▼

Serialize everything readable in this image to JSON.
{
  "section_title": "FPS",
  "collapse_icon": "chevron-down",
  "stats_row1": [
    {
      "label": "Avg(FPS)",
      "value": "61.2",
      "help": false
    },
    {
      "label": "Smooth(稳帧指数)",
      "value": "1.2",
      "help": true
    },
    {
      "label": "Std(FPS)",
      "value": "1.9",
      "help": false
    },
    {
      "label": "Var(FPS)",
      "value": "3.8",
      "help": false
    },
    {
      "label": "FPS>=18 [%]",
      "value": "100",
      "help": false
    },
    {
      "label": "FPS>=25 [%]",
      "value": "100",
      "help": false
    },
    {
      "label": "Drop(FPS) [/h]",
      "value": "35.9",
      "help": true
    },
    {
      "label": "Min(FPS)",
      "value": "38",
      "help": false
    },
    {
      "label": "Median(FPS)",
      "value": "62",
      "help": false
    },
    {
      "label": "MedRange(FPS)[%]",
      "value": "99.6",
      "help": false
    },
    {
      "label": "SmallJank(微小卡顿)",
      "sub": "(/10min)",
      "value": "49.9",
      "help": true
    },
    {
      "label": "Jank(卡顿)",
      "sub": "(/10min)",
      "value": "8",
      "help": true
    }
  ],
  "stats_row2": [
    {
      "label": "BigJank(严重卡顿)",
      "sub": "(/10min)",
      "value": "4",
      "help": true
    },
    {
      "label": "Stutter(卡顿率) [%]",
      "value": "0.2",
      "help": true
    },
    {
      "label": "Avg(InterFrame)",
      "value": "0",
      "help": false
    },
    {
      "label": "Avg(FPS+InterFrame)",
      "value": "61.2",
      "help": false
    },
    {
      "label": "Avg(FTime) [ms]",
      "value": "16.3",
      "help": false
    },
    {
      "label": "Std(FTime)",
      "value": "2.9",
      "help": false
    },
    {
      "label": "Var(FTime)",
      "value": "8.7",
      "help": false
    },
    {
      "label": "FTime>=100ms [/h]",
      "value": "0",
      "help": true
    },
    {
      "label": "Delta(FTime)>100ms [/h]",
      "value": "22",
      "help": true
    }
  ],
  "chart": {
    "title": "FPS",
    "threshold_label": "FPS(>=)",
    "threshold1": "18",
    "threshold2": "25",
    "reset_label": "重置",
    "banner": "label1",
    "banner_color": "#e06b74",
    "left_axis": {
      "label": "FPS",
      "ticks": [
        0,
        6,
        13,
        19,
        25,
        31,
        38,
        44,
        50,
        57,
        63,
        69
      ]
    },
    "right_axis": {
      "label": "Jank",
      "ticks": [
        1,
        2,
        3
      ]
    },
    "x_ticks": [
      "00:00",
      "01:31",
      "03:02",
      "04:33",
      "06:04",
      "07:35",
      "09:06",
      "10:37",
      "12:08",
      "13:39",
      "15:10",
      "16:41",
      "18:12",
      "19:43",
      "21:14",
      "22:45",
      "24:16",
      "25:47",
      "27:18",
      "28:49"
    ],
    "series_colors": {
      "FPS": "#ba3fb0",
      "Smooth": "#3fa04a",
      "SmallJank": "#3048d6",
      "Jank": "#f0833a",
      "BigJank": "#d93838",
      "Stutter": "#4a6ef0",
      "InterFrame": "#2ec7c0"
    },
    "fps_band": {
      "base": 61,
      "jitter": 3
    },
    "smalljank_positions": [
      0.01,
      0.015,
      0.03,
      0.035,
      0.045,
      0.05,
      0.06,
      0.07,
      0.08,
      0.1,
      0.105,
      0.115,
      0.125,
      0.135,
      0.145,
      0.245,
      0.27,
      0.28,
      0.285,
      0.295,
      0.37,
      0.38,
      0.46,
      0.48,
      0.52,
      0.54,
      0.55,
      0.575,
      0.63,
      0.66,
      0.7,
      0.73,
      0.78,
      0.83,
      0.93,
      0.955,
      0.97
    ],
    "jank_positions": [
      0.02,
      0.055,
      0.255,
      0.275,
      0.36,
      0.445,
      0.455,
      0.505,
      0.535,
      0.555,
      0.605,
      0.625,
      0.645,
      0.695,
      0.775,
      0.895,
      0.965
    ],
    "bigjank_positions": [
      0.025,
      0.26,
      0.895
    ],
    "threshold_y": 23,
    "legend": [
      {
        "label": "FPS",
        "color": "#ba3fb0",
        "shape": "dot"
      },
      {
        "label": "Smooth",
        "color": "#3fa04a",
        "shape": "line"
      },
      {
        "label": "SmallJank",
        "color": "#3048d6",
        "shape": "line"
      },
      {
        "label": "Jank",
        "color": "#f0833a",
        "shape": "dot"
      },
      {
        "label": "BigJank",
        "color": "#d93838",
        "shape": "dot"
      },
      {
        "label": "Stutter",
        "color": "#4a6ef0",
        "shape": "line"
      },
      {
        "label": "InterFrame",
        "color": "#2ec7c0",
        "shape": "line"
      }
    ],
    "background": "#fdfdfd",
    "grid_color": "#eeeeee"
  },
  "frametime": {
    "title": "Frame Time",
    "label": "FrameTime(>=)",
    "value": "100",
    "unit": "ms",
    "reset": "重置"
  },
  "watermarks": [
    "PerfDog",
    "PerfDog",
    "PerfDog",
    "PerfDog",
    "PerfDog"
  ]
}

▲

Repeat each entry word for word.

Serialize everything readable in this image to JSON.
{
  "section_title": "FPS",
  "collapse_icon": "chevron-down",
  "stats_row1": [
    {
      "label": "Avg(FPS)",
      "value": "61.2",
      "help": false
    },
    {
      "label": "Smooth(稳帧指数)",
      "value": "1.2",
      "help": true
    },
    {
      "label": "Std(FPS)",
      "value": "1.9",
      "help": false
    },
    {
      "label": "Var(FPS)",
      "value": "3.8",
      "help": false
    },
    {
      "label": "FPS>=18 [%]",
      "value": "100",
      "help": false
    },
    {
      "label": "FPS>=25 [%]",
      "value": "100",
      "help": false
    },
    {
      "label": "Drop(FPS) [/h]",
      "value": "35.9",
      "help": true
    },
    {
      "label": "Min(FPS)",
      "value": "38",
      "help": false
    },
    {
      "label": "Median(FPS)",
      "value": "62",
      "help": false
    },
    {
      "label": "MedRange(FPS)[%]",
      "value": "99.6",
      "help": false
    },
    {
      "label": "SmallJank(微小卡顿)",
      "sub": "(/10min)",
      "value": "49.9",
      "help": true
    },
    {
      "label": "Jank(卡顿)",
      "sub": "(/10min)",
      "value": "8",
      "help": true
    }
  ],
  "stats_row2": [
    {
      "label": "BigJank(严重卡顿)",
      "sub": "(/10min)",
      "value": "4",
      "help": true
    },
    {
      "label": "Stutter(卡顿率) [%]",
      "value": "0.2",
      "help": true
    },
    {
      "label": "Avg(InterFrame)",
      "value": "0",
      "help": false
    },
    {
      "label": "Avg(FPS+InterFrame)",
      "value": "61.2",
      "help": false
    },
    {
      "label": "Avg(FTime) [ms]",
      "value": "16.3",
      "help": false
    },
    {
      "label": "Std(FTime)",
      "value": "2.9",
      "help": false
    },
    {
      "label": "Var(FTime)",
      "value": "8.7",
      "help": false
    },
    {
      "label": "FTime>=100ms [/h]",
      "value": "0",
      "help": true
    },
    {
      "label": "Delta(FTime)>100ms [/h]",
      "value": "22",
      "help": true
    }
  ],
  "chart": {
    "title": "FPS",
    "threshold_label": "FPS(>=)",
    "threshold1": "18",
    "threshold2": "25",
    "reset_label": "重置",
    "banner": "label1",
    "banner_color": "#e06b74",
    "left_axis": {
      "label": "FPS",
      "ticks": [
        0,
        6,
        13,
        19,
        25,
        31,
        38,
        44,
        50,
        57,
        63,
        69
      ]
    },
    "right_axis": {
      "label": "Jank",
      "ticks": [
        1,
        2,
        3
      ]
    },
    "x_ticks": [
      "00:00",
      "01:31",
      "03:02",
      "04:33",
      "06:04",
      "07:35",
      "09:06",
      "10:37",
      "12:08",
      "13:39",
      "15:10",
      "16:41",
      "18:12",
      "19:43",
      "21:14",
      "22:45",
      "24:16",
      "25:47",
      "27:18",
      "28:49"
    ],
    "series_colors": {
      "FPS": "#ba3fb0",
      "Smooth": "#3fa04a",
      "SmallJank": "#3048d6",
      "Jank": "#f0833a",
      "BigJank": "#d93838",
      "Stutter": "#4a6ef0",
      "InterFrame": "#2ec7c0"
    },
    "fps_band": {
      "base": 61,
      "jitter": 3
    },
    "smalljank_positions": [
      0.01,
      0.015,
      0.03,
      0.035,
      0.045,
      0.05,
      0.06,
      0.07,
      0.08,
      0.1,
      0.105,
      0.115,
      0.125,
      0.135,
      0.145,
      0.245,
      0.27,
      0.28,
      0.285,
      0.295,
      0.37,
      0.38,
      0.46,
      0.48,
      0.52,
      0.54,
      0.55,
      0.575,
      0.63,
      0.66,
      0.7,
      0.73,
      0.78,
      0.83,
      0.93,
      0.955,
      0.97
    ],
    "jank_positions": [
      0.02,
      0.055,
      0.255,
      0.275,
      0.36,
      0.445,
      0.455,
      0.505,
      0.535,
      0.555,
      0.605,
      0.625,
      0.645,
      0.695,
      0.775,
      0.895,
      0.965
    ],
    "bigjank_positions": [
      0.025,
      0.26,
      0.895
    ],
    "threshold_y": 23,
    "legend": [
      {
        "label": "FPS",
        "color": "#ba3fb0",
        "shape": "dot"
      },
      {
        "label": "Smooth",
        "color": "#3fa04a",
        "shape": "line"
      },
      {
        "label": "SmallJank",
        "color": "#3048d6",
        "shape": "line"
      },
      {
        "label": "Jank",
        "color": "#f0833a",
        "shape": "dot"
      },
      {
        "label": "BigJank",
        "color": "#d93838",
        "shape": "dot"
      },
      {
        "label": "Stutter",
        "color": "#4a6ef0",
        "shape": "line"
      },
      {
        "label": "InterFrame",
        "color": "#2ec7c0",
        "shape": "line"
      }
    ],
    "background": "#fdfdfd",
    "grid_color": "#eeeeee"
  },
  "frametime": {
    "title": "Frame Time",
    "label": "FrameTime(>=)",
    "value": "100",
    "unit": "ms",
    "reset": "重置"
  },
  "watermarks": [
    "PerfDog",
    "PerfDog",
    "PerfDog",
    "PerfDog",
    "PerfDog"
  ]
}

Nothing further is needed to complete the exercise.